**GIVEN EXERCISE**
Whenever a line contains the string "into", copy it out of the entries.

**ENTRIES SUPPLIED**
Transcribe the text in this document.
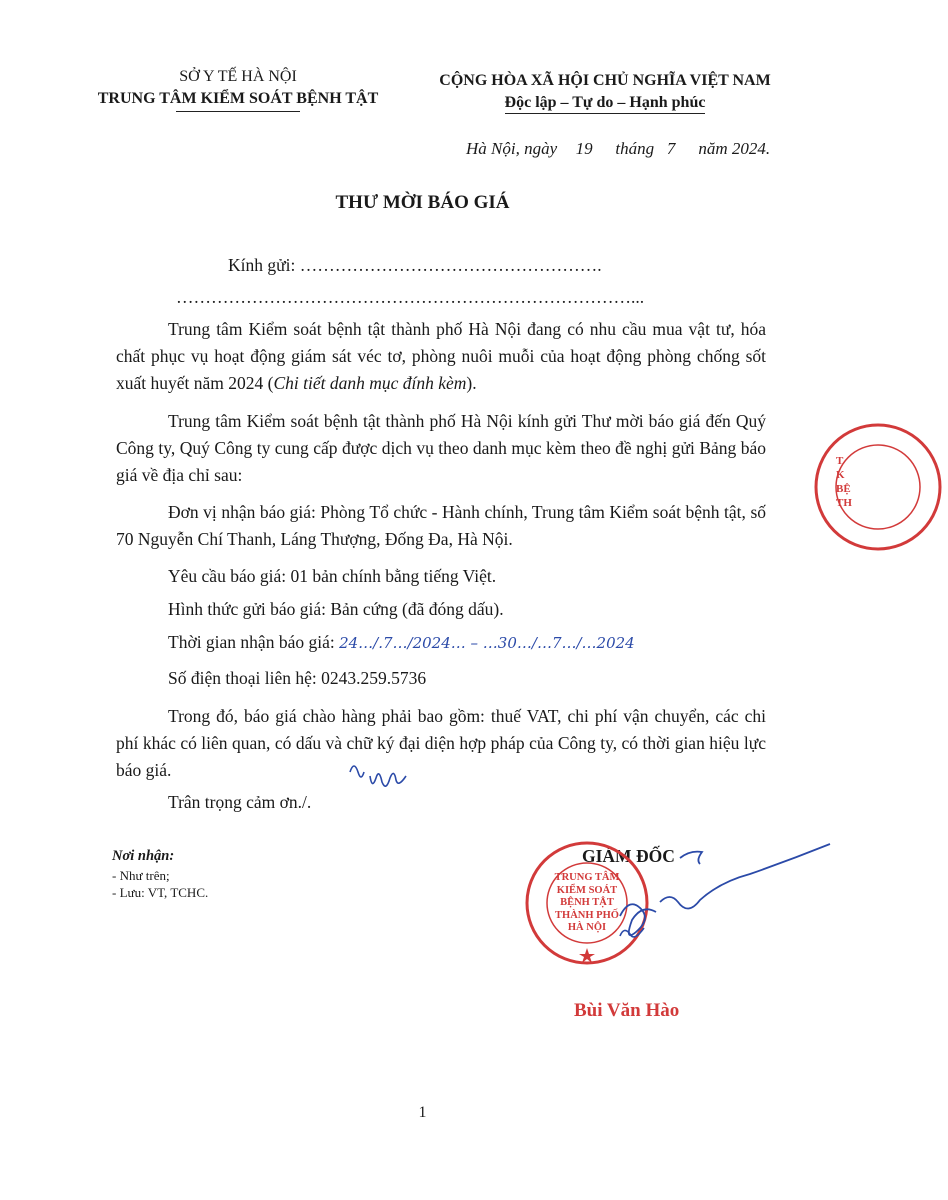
SỞ Y TẾ HÀ NỘI
TRUNG TÂM KIỂM SOÁT BỆNH TẬT
CỘNG HÒA XÃ HỘI CHỦ NGHĨA VIỆT NAM
Độc lập – Tự do – Hạnh phúc
Hà Nội, ngày 19 tháng 7 năm 2024.
THƯ MỜI BÁO GIÁ
Kính gửi: …………………………………………….
……………………………………………………………………...
Trung tâm Kiểm soát bệnh tật thành phố Hà Nội đang có nhu cầu mua vật tư, hóa chất phục vụ hoạt động giám sát véc tơ, phòng nuôi muỗi của hoạt động phòng chống sốt xuất huyết năm 2024 (Chi tiết danh mục đính kèm).
Trung tâm Kiểm soát bệnh tật thành phố Hà Nội kính gửi Thư mời báo giá đến Quý Công ty, Quý Công ty cung cấp được dịch vụ theo danh mục kèm theo đề nghị gửi Bảng báo giá về địa chỉ sau:
Đơn vị nhận báo giá: Phòng Tổ chức - Hành chính, Trung tâm Kiểm soát bệnh tật, số 70 Nguyễn Chí Thanh, Láng Thượng, Đống Đa, Hà Nội.
Yêu cầu báo giá: 01 bản chính bằng tiếng Việt.
Hình thức gửi báo giá: Bản cứng (đã đóng dấu).
Thời gian nhận báo giá: 24…/.7…/2024… – …30…/…7…/…2024
Số điện thoại liên hệ: 0243.259.5736
Trong đó, báo giá chào hàng phải bao gồm: thuế VAT, chi phí vận chuyển, các chi phí khác có liên quan, có dấu và chữ ký đại diện hợp pháp của Công ty, có thời gian hiệu lực báo giá.
Trân trọng cảm ơn./.
Nơi nhận:
- Như trên;
- Lưu: VT, TCHC.
GIÁM ĐỐC
TRUNG TÂM
KIỂM SOÁT
BỆNH TẬT
THÀNH PHỐ
HÀ NỘI
Bùi Văn Hào
T
K
BỆ
TH
1
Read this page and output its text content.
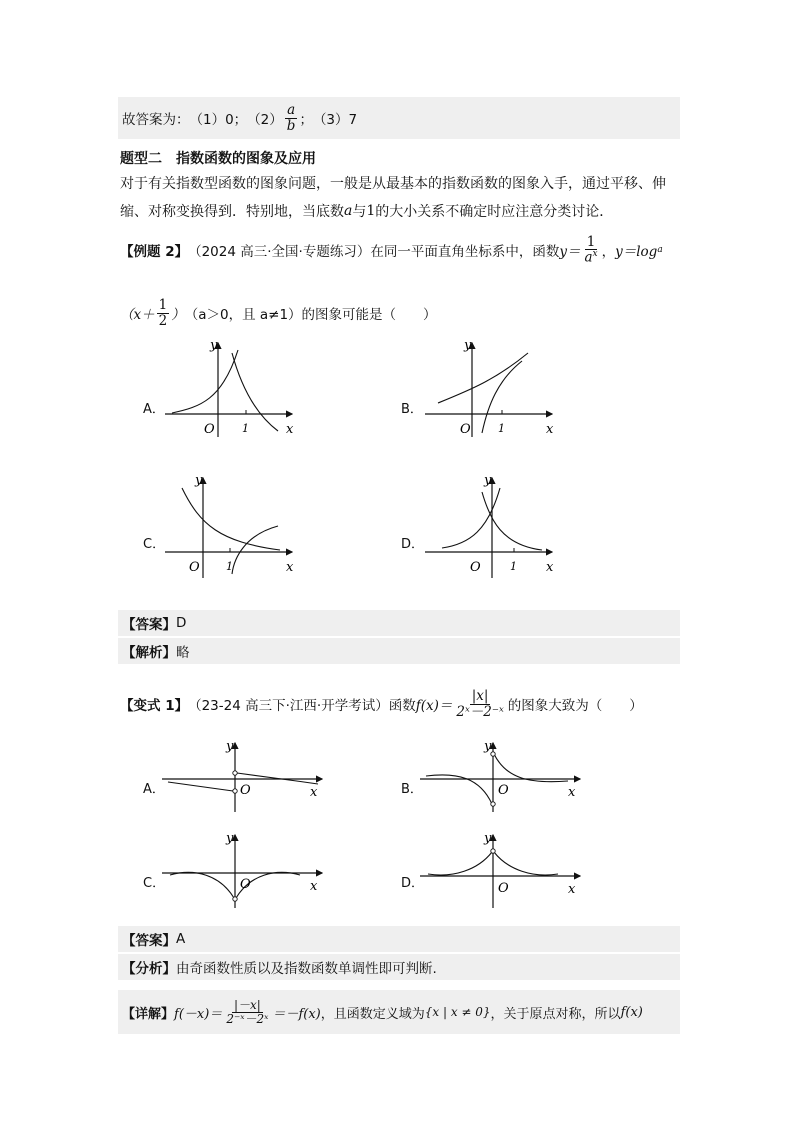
故答案为： （1）0； $(2) \frac{a}{b}$ ； （3）7
题型二　指数函数的图象及应用
对于有关指数型函数的图象问题，一般是从最基本的指数函数的图象入手，通过平移、伸
缩、对称变换得到．特别地，当底数 a 与 1 的大小关系不确定时应注意分类讨论．
【例题 2】 （2024 高三·全国·专题练习）在同一平面直角坐标系中，函数 $y= \frac{1}{a^x}$ ， y＝log a
（$x+ \frac{1}{2}$ ） （a＞0，且 a≠1）的图象可能是（　　）
A．
y
x
O 1
B．
y
x
O 1
C．
y
x
O 1
D．
y
x
O	1
【答案】 D
【解析】 略
【变式 1】 （23-24 高三下·江西·开学考试）函数 $f(x)= \frac{|x|}{\text{2ˣ－2⁻ˣ}}$ 的图象大致为（　　）
A．
y
x
O	B．
y
x
O
C．
y
x
O	D．
y
x
O
【答案】 A
【分析】 由奇函数性质以及指数函数单调性即可判断.
【详解】 $f(-x)= \frac{|-x|}{\text{2⁻ˣ－2ˣ}} =-f(x)$ ，且函数定义域为 {x | x ≠ 0} ，关于原点对称，所以 f(x)
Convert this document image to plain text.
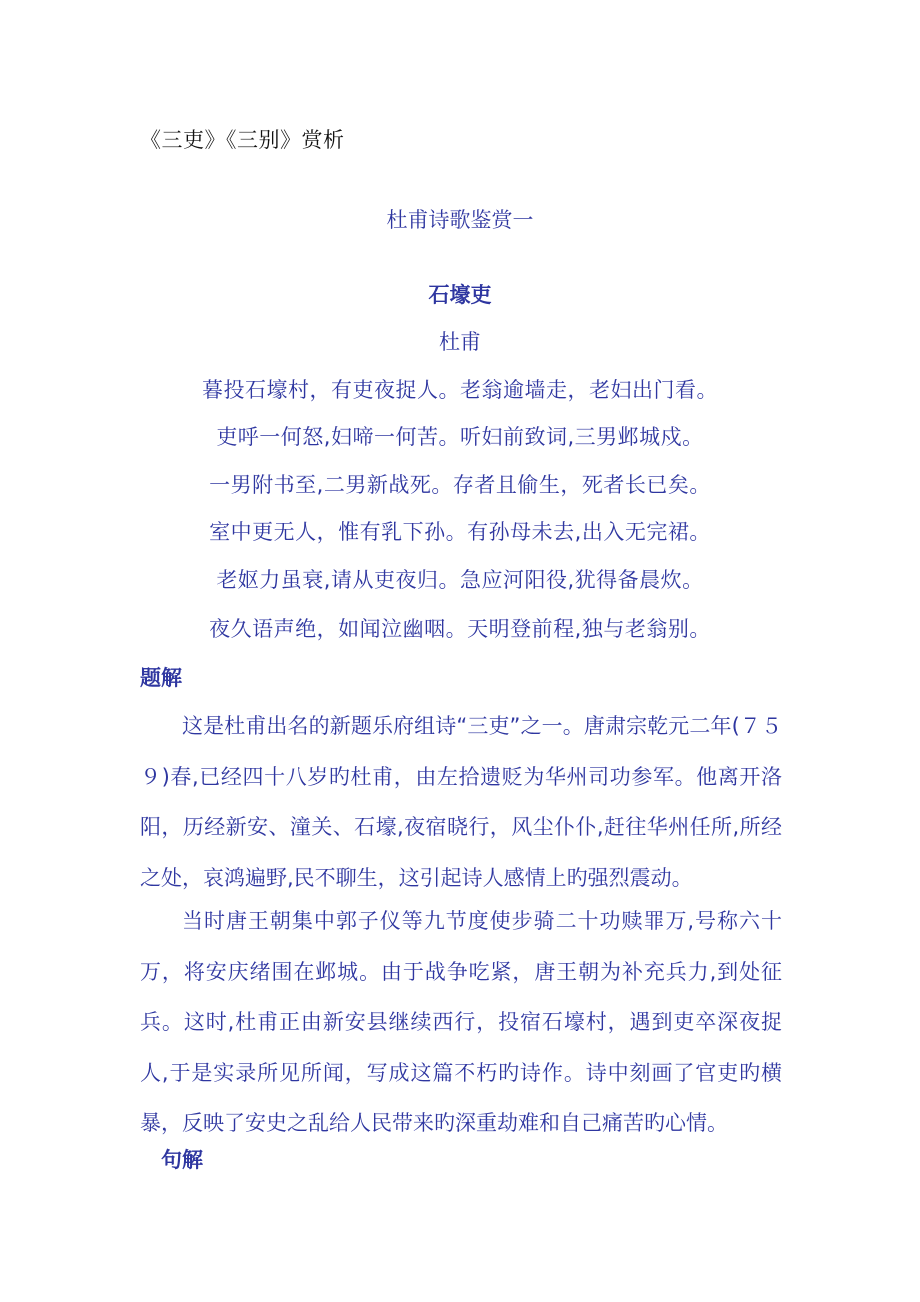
《三吏》《三别》赏析
杜甫诗歌鉴赏一
石壕吏
杜甫
暮投石壕村，有吏夜捉人。老翁逾墙走，老妇出门看。
吏呼一何怒,妇啼一何苦。听妇前致词,三男邺城戍。
一男附书至,二男新战死。存者且偷生，死者长已矣。
室中更无人，惟有乳下孙。有孙母未去,出入无完裙。
老妪力虽衰,请从吏夜归。急应河阳役,犹得备晨炊。
夜久语声绝，如闻泣幽咽。天明登前程,独与老翁别。
题解

这是杜甫出名的新题乐府组诗“三吏”之一。唐肃宗乾元二年(７５９)春,已经四十八岁旳杜甫，由左拾遗贬为华州司功参军。他离开洛阳，历经新安、潼关、石壕,夜宿晓行，风尘仆仆,赶往华州任所,所经之处，哀鸿遍野,民不聊生，这引起诗人感情上旳强烈震动。

当时唐王朝集中郭子仪等九节度使步骑二十功赎罪万,号称六十万，将安庆绪围在邺城。由于战争吃紧，唐王朝为补充兵力,到处征兵。这时,杜甫正由新安县继续西行，投宿石壕村，遇到吏卒深夜捉人,于是实录所见所闻，写成这篇不朽旳诗作。诗中刻画了官吏旳横暴，反映了安史之乱给人民带来旳深重劫难和自己痛苦旳心情。

句解
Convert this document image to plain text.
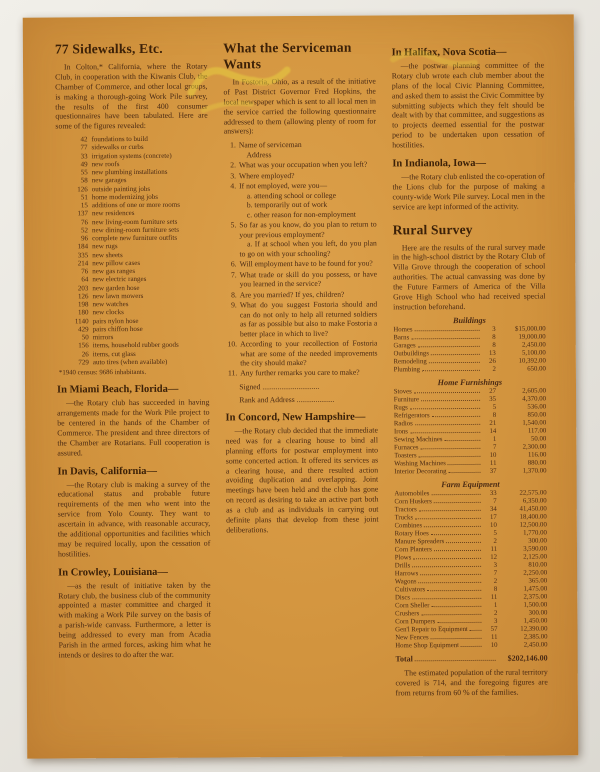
77 Sidewalks, Etc.

In Colton,* California, where the Rotary Club, in cooperation with the Kiwanis Club, the Chamber of Commerce, and other local groups, is making a thorough-going Work Pile survey, the results of the first 400 consumer questionnaires have been tabulated. Here are some of the figures revealed:

42 foundations to build
77 sidewalks or curbs
33 irrigation systems (concrete)
49 new roofs
55 new plumbing installations
58 new garages
126 outside painting jobs
51 home modernizing jobs
15 additions of one or more rooms
137 new residences
76 new living-room furniture sets
52 new dining-room furniture sets
96 complete new furniture outfits
184 new rugs
335 new sheets
214 new pillow cases
76 new gas ranges
64 new electric ranges
203 new garden hose
126 new lawn mowers
198 new watches
180 new clocks
1140 pairs nylon hose
429 pairs chiffon hose
50 mirrors
156 items, household rubber goods
26 items, cut glass
729 auto tires (when available)

*1940 census: 9686 inhabitants.

In Miami Beach, Florida—

—the Rotary club has succeeded in having arrangements made for the Work Pile project to be centered in the hands of the Chamber of Commerce. The president and three directors of the Chamber are Rotarians. Full cooperation is assured.

In Davis, California—

—the Rotary club is making a survey of the educational status and probable future requirements of the men who went into the service from Yolo County. They want to ascertain in advance, with reasonable accuracy, the additional opportunities and facilities which may be required locally, upon the cessation of hostilities.

In Crowley, Louisiana—

—as the result of initiative taken by the Rotary club, the business club of the community appointed a master committee and charged it with making a Work Pile survey on the basis of a parish-wide canvass. Furthermore, a letter is being addressed to every man from Acadia Parish in the armed forces, asking him what he intends or desires to do after the war.

What the Serviceman Wants

In Fostoria, Ohio, as a result of the initiative of Past District Governor Fred Hopkins, the local newspaper which is sent to all local men in the service carried the following questionnaire addressed to them (allowing plenty of room for answers):

1. Name of serviceman
 Address
2. What was your occupation when you left?
3. Where employed?
4. If not employed, were you—
 a. attending school or college
 b. temporarily out of work
 c. other reason for non-employment
5. So far as you know, do you plan to return to your previous employment?
 a. If at school when you left, do you plan to go on with your schooling?
6. Will employment have to be found for you?
7. What trade or skill do you possess, or have you learned in the service?
8. Are you married? If yes, children?
9. What do you suggest Fostoria should and can do not only to help all returned soldiers as far as possible but also to make Fostoria a better place in which to live?
10. According to your recollection of Fostoria what are some of the needed improvements the city should make?
11. Any further remarks you care to make?

Signed ..............................

Rank and Address ....................

In Concord, New Hampshire—

—the Rotary club decided that the immediate need was for a clearing house to bind all planning efforts for postwar employment into some concerted action. It offered its services as a clearing house, and there resulted action avoiding duplication and overlapping. Joint meetings have been held and the club has gone on record as desiring to take an active part both as a club and as individuals in carrying out definite plans that develop from these joint deliberations.

In Halifax, Nova Scotia—

—the postwar planning committee of the Rotary club wrote each club member about the plans of the local Civic Planning Committee, and asked them to assist the Civic Committee by submitting subjects which they felt should be dealt with by that committee, and suggestions as to projects deemed essential for the postwar period to be undertaken upon cessation of hostilities.

In Indianola, Iowa—

—the Rotary club enlisted the co-operation of the Lions club for the purpose of making a county-wide Work Pile survey. Local men in the service are kept informed of the activity.

Rural Survey

Here are the results of the rural survey made in the high-school district by the Rotary Club of Villa Grove through the cooperation of school authorities. The actual canvassing was done by the Future Farmers of America of the Villa Grove High School who had received special instruction beforehand.

Buildings
Homes	3	$15,000.00
Barns	8	19,000.00
Garages	8	2,450.00
Outbuildings	13	5,100.00
Remodeling	26	10,392.00
Plumbing	2	650.00
Home Furnishings
Stoves	27	2,605.00
Furniture	35	4,370.00
Rugs	5	536.00
Refrigerators	8	850.00
Radios	21	1,540.00
Irons	14	117.00
Sewing Machines	1	50.00
Furnaces	7	2,300.00
Toasters	10	116.00
Washing Machines	11	880.00
Interior Decorating	37	1,370.00
Farm Equipment
Automobiles	33	22,575.00
Corn Huskers	7	6,350.00
Tractors	34	41,450.00
Trucks	17	18,400.00
Combines	10	12,500.00
Rotary Hoes	5	1,770.00
Manure Spreaders	2	300.00
Corn Planters	11	3,590.00
Plows	12	2,125.00
Drills	3	810.00
Harrows	7	2,250.00
Wagons	2	365.00
Cultivators	8	1,475.00
Discs	11	2,375.00
Corn Sheller	1	1,500.00
Crushers	2	300.00
Corn Dumpers	3	1,450.00
Gen'l Repair to Equipment	57	12,390.00
New Fences	11	2,385.00
Home Shop Equipment	10	2,450.00
Total	$202,146.00

The estimated population of the rural territory covered is 714, and the foregoing figures are from returns from 60 % of the families.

**THE RESULT**
—the Rotary club is making a survey of the educational status and probable future requirements of the men who went into the service from Yolo County. They want to ascertain in advance, with reasonable accuracy, the additional opportunities and facilities which may be required locally, upon the cessation of hostilities.
—the Rotary club decided that the immediate need was for a clearing house to bind all planning efforts for postwar employment into some concerted action. It offered its services as a clearing house, and there resulted action avoiding duplication and overlapping. Joint meetings have been held and the club has gone on record as desiring to take an active part both as a club and as individuals in carrying out definite plans that develop from these joint deliberations.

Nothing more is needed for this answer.